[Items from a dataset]
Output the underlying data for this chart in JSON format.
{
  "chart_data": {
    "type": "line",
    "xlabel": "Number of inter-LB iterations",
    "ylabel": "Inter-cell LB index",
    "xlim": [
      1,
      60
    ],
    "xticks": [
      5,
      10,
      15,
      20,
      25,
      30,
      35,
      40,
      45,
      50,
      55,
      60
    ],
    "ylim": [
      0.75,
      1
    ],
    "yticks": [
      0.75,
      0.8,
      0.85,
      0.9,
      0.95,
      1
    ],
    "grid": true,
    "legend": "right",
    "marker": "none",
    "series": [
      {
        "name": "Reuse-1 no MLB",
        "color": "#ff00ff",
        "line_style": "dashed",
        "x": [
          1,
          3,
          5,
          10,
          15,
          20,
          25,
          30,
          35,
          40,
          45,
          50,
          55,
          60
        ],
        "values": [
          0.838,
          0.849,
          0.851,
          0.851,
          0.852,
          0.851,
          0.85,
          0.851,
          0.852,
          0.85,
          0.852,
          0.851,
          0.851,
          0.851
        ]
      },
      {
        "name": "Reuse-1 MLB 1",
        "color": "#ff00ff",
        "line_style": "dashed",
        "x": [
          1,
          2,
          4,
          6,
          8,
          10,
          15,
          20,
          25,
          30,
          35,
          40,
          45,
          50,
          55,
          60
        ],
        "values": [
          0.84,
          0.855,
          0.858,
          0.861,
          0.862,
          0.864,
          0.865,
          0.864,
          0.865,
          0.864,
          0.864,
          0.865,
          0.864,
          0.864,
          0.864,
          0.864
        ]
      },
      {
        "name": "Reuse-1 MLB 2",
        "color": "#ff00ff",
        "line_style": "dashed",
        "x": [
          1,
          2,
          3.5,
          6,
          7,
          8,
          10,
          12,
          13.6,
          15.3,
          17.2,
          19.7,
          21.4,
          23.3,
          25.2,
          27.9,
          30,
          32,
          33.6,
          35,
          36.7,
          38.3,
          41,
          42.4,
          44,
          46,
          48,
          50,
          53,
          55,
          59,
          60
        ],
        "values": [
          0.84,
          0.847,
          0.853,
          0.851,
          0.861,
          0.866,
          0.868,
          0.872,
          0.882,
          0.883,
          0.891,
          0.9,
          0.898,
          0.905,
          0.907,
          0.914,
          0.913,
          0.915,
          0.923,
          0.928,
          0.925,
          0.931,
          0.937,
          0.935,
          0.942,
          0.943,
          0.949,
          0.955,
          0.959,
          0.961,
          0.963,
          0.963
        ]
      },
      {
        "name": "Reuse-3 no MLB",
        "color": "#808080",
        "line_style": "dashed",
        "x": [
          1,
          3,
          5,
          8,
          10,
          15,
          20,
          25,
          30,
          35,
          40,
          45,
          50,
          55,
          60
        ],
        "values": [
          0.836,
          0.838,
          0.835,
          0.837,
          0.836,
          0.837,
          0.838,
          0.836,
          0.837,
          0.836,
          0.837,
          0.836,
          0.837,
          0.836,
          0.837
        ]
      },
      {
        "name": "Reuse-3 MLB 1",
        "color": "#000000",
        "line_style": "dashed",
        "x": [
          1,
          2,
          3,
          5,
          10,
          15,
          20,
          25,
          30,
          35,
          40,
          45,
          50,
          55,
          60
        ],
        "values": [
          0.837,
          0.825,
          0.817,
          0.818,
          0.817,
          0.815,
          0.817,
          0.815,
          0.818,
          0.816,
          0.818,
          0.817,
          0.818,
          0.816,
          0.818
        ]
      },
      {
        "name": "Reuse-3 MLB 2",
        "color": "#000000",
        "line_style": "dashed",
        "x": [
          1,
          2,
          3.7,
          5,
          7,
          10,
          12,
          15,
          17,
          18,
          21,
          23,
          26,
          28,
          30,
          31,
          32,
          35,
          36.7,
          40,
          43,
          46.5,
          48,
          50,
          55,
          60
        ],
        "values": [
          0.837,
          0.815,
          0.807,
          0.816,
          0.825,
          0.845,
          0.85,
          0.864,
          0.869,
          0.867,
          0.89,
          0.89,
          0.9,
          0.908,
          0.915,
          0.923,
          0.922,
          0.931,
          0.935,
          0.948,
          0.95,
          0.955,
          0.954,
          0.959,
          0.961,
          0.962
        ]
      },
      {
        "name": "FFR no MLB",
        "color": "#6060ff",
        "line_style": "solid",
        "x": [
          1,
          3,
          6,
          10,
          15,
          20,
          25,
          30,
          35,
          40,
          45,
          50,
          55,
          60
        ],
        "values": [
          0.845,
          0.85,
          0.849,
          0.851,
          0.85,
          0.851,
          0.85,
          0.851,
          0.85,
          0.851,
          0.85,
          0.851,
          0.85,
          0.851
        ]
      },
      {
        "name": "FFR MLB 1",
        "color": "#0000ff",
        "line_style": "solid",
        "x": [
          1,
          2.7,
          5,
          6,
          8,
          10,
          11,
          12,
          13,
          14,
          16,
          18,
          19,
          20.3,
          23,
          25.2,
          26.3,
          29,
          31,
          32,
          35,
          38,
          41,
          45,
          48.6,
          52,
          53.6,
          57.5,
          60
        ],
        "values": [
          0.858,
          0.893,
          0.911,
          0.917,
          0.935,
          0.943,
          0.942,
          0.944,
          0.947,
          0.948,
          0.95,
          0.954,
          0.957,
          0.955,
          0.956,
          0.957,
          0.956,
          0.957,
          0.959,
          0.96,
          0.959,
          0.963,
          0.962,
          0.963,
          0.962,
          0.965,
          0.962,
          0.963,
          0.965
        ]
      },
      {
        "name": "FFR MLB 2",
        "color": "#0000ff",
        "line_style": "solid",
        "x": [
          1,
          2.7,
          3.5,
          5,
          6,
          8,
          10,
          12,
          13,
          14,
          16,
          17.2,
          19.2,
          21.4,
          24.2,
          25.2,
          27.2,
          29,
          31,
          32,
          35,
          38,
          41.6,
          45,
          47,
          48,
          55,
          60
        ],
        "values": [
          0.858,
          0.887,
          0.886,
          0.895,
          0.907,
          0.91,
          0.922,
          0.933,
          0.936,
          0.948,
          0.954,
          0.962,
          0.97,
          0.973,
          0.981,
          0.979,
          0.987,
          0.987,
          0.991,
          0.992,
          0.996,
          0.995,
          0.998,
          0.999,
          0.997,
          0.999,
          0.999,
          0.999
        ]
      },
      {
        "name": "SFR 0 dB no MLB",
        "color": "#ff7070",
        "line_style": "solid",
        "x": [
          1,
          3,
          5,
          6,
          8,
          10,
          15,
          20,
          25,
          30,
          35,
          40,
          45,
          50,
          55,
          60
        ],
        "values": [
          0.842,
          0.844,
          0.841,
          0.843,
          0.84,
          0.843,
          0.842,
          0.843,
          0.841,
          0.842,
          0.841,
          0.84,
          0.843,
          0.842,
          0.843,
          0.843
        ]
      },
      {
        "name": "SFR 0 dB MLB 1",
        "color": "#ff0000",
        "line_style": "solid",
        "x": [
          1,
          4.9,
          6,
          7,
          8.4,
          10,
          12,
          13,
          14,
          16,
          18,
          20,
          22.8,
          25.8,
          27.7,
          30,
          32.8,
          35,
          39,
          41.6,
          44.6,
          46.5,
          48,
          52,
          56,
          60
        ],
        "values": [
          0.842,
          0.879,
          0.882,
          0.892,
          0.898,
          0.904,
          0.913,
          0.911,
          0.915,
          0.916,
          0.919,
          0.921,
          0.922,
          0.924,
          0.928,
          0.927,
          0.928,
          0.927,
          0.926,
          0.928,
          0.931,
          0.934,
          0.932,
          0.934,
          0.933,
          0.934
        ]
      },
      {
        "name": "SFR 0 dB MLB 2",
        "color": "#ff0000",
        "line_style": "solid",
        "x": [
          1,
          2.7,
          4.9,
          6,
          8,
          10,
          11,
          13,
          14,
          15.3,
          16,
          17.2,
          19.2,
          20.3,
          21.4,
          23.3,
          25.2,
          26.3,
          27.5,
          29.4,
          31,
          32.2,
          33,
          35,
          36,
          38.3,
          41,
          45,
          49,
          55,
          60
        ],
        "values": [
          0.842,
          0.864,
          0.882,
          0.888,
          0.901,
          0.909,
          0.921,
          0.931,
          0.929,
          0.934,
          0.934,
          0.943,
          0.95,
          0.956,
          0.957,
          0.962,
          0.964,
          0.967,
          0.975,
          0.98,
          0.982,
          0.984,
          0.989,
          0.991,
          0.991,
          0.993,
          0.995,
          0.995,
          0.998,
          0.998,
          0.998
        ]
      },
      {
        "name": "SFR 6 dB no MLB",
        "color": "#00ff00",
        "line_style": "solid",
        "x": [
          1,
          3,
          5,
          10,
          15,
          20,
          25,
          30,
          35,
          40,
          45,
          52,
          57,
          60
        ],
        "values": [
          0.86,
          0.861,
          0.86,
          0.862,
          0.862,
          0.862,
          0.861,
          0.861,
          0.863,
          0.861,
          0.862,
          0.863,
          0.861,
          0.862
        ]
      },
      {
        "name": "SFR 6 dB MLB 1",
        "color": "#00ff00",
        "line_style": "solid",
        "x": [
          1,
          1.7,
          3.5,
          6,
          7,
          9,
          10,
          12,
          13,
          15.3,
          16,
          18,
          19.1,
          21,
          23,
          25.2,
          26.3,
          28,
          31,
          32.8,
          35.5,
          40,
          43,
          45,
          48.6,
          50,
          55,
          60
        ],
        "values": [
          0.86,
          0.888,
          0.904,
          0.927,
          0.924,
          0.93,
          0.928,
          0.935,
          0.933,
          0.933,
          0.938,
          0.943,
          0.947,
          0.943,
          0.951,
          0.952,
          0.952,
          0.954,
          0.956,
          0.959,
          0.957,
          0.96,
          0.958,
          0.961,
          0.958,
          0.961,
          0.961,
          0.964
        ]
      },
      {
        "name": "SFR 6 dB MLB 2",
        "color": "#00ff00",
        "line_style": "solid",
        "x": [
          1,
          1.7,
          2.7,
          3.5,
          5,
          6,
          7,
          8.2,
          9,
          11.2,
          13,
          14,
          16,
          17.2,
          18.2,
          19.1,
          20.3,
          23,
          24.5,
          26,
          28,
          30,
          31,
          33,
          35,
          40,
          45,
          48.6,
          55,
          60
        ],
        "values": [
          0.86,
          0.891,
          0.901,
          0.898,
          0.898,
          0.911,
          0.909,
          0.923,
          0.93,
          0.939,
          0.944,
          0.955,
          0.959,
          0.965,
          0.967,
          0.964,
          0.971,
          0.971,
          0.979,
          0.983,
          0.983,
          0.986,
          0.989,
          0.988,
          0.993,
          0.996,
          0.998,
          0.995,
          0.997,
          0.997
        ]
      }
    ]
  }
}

**WORK TO DO:** Give every line of the material that includes the string "Reuse".

**OUTPUT OF THE TASK:**
        "name": "Reuse-1 no MLB",
        "name": "Reuse-1 MLB 1",
        "name": "Reuse-1 MLB 2",
        "name": "Reuse-3 no MLB",
        "name": "Reuse-3 MLB 1",
        "name": "Reuse-3 MLB 2",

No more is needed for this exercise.